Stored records
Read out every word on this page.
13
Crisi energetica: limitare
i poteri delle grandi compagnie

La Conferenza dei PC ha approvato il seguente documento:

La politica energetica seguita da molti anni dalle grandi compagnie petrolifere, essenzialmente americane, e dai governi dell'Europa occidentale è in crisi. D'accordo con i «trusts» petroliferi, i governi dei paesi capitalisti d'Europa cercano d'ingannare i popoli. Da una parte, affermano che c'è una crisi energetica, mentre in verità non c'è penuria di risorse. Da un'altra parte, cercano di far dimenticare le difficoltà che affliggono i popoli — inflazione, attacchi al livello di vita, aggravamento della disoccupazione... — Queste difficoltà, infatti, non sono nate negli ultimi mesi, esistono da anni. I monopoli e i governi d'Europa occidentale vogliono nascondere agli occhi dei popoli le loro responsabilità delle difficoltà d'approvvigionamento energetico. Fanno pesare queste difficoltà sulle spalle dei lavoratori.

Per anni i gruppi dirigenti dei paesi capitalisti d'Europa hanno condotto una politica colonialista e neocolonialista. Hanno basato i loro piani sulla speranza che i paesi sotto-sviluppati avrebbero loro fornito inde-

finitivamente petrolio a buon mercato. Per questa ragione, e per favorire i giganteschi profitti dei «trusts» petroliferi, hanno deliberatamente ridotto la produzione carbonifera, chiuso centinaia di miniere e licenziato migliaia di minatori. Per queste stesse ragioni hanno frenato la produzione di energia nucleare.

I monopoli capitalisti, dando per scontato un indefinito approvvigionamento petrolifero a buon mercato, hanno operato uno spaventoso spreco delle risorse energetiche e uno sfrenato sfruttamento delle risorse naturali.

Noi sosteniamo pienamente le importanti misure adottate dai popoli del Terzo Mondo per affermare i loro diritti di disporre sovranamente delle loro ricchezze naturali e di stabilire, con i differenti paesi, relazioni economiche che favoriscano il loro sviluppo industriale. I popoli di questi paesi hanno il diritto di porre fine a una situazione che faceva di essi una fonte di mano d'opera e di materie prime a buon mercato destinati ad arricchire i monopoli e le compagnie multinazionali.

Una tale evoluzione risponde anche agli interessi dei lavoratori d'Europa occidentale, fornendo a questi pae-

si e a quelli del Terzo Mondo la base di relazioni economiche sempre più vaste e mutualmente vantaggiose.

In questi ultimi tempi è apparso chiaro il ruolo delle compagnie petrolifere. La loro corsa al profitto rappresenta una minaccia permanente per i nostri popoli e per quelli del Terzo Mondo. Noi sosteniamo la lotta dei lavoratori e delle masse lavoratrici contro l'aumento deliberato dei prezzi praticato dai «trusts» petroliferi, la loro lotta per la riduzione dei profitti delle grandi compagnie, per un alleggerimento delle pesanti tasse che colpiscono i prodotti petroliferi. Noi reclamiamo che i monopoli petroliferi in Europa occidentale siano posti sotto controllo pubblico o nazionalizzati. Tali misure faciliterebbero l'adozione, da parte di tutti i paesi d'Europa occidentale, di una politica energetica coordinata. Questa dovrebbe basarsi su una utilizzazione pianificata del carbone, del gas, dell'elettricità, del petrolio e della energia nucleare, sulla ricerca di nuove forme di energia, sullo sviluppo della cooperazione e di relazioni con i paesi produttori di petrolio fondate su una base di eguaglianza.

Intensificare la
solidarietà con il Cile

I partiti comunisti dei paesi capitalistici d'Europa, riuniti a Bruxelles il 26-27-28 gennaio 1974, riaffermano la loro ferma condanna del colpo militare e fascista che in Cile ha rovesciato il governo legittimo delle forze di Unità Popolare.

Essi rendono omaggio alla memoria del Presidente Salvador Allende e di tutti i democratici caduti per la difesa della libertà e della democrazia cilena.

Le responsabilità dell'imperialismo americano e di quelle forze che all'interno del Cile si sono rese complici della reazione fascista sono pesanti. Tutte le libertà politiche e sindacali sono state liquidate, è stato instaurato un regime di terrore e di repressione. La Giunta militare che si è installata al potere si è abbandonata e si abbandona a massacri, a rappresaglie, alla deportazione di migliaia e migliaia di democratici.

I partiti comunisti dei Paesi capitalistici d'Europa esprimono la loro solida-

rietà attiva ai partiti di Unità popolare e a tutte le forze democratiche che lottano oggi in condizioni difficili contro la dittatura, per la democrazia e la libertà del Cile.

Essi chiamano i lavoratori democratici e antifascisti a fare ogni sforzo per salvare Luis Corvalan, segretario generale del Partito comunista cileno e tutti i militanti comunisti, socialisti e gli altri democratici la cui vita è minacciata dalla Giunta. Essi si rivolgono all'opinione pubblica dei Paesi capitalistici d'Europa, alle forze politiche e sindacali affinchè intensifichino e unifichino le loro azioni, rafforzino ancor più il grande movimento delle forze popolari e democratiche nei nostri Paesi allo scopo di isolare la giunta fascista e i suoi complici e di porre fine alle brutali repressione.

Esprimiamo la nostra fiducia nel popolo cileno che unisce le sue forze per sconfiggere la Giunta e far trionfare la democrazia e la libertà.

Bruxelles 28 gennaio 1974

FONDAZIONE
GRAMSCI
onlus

▸ Work instructions
Here, the records must be output exactly and in full.

▸ Problem solution
Read out every word on this page.
13
Crisi energetica: limitare
i poteri delle grandi compagnie

La Conferenza dei PC ha approvato il seguente documento:

La politica energetica seguita da molti anni dalle grandi compagnie petrolifere, essenzialmente americane, e dai governi dell'Europa occidentale è in crisi. D'accordo con i «trusts» petroliferi, i governi dei paesi capitalisti d'Europa cercano d'ingannare i popoli. Da una parte, affermano che c'è una crisi energetica, mentre in verità non c'è penuria di risorse. Da un'altra parte, cercano di far dimenticare le difficoltà che affliggono i popoli — inflazione, attacchi al livello di vita, aggravamento della disoccupazione... — Queste difficoltà, infatti, non sono nate negli ultimi mesi, esistono da anni. I monopoli e i governi d'Europa occidentale vogliono nascondere agli occhi dei popoli le loro responsabilità delle difficoltà d'approvvigionamento energetico. Fanno pesare queste difficoltà sulle spalle dei lavoratori.

Per anni i gruppi dirigenti dei paesi capitalisti d'Europa hanno condotto una politica colonialista e neocolonialista. Hanno basato i loro piani sulla speranza che i paesi sotto-sviluppati avrebbero loro fornito inde-

finitivamente petrolio a buon mercato. Per questa ragione, e per favorire i giganteschi profitti dei «trusts» petroliferi, hanno deliberatamente ridotto la produzione carbonifera, chiuso centinaia di miniere e licenziato migliaia di minatori. Per queste stesse ragioni hanno frenato la produzione di energia nucleare.

I monopoli capitalisti, dando per scontato un indefinito approvvigionamento petrolifero a buon mercato, hanno operato uno spaventoso spreco delle risorse energetiche e uno sfrenato sfruttamento delle risorse naturali.

Noi sosteniamo pienamente le importanti misure adottate dai popoli del Terzo Mondo per affermare i loro diritti di disporre sovranamente delle loro ricchezze naturali e di stabilire, con i differenti paesi, relazioni economiche che favoriscano il loro sviluppo industriale. I popoli di questi paesi hanno il diritto di porre fine a una situazione che faceva di essi una fonte di mano d'opera e di materie prime a buon mercato destinati ad arricchire i monopoli e le compagnie multinazionali.

Una tale evoluzione risponde anche agli interessi dei lavoratori d'Europa occidentale, fornendo a questi pae-

si e a quelli del Terzo Mondo la base di relazioni economiche sempre più vaste e mutualmente vantaggiose.

In questi ultimi tempi è apparso chiaro il ruolo delle compagnie petrolifere. La loro corsa al profitto rappresenta una minaccia permanente per i nostri popoli e per quelli del Terzo Mondo. Noi sosteniamo la lotta dei lavoratori e delle masse lavoratrici contro l'aumento deliberato dei prezzi praticato dai «trusts» petroliferi, la loro lotta per la riduzione dei profitti delle grandi compagnie, per un alleggerimento delle pesanti tasse che colpiscono i prodotti petroliferi. Noi reclamiamo che i monopoli petroliferi in Europa occidentale siano posti sotto controllo pubblico o nazionalizzati. Tali misure faciliterebbero l'adozione, da parte di tutti i paesi d'Europa occidentale, di una politica energetica coordinata. Questa dovrebbe basarsi su una utilizzazione pianificata del carbone, del gas, dell'elettricità, del petrolio e della energia nucleare, sulla ricerca di nuove forme di energia, sullo sviluppo della cooperazione e di relazioni con i paesi produttori di petrolio fondate su una base di eguaglianza.

Intensificare la
solidarietà con il Cile

I partiti comunisti dei paesi capitalistici d'Europa, riuniti a Bruxelles il 26-27-28 gennaio 1974, riaffermano la loro ferma condanna del colpo militare e fascista che in Cile ha rovesciato il governo legittimo delle forze di Unità Popolare.

Essi rendono omaggio alla memoria del Presidente Salvador Allende e di tutti i democratici caduti per la difesa della libertà e della democrazia cilena.

Le responsabilità dell'imperialismo americano e di quelle forze che all'interno del Cile si sono rese complici della reazione fascista sono pesanti. Tutte le libertà politiche e sindacali sono state liquidate, è stato instaurato un regime di terrore e di repressione. La Giunta militare che si è installata al potere si è abbandonata e si abbandona a massacri, a rappresaglie, alla deportazione di migliaia e migliaia di democratici.

I partiti comunisti dei Paesi capitalistici d'Europa esprimono la loro solida-

rietà attiva ai partiti di Unità popolare e a tutte le forze democratiche che lottano oggi in condizioni difficili contro la dittatura, per la democrazia e la libertà del Cile.

Essi chiamano i lavoratori democratici e antifascisti a fare ogni sforzo per salvare Luis Corvalan, segretario generale del Partito comunista cileno e tutti i militanti comunisti, socialisti e gli altri democratici la cui vita è minacciata dalla Giunta. Essi si rivolgono all'opinione pubblica dei Paesi capitalistici d'Europa, alle forze politiche e sindacali affinchè intensifichino e unifichino le loro azioni, rafforzino ancor più il grande movimento delle forze popolari e democratiche nei nostri Paesi allo scopo di isolare la giunta fascista e i suoi complici e di porre fine alle brutali repressione.

Esprimiamo la nostra fiducia nel popolo cileno che unisce le sue forze per sconfiggere la Giunta e far trionfare la democrazia e la libertà.

Bruxelles 28 gennaio 1974

FONDAZIONE
GRAMSCI
onlus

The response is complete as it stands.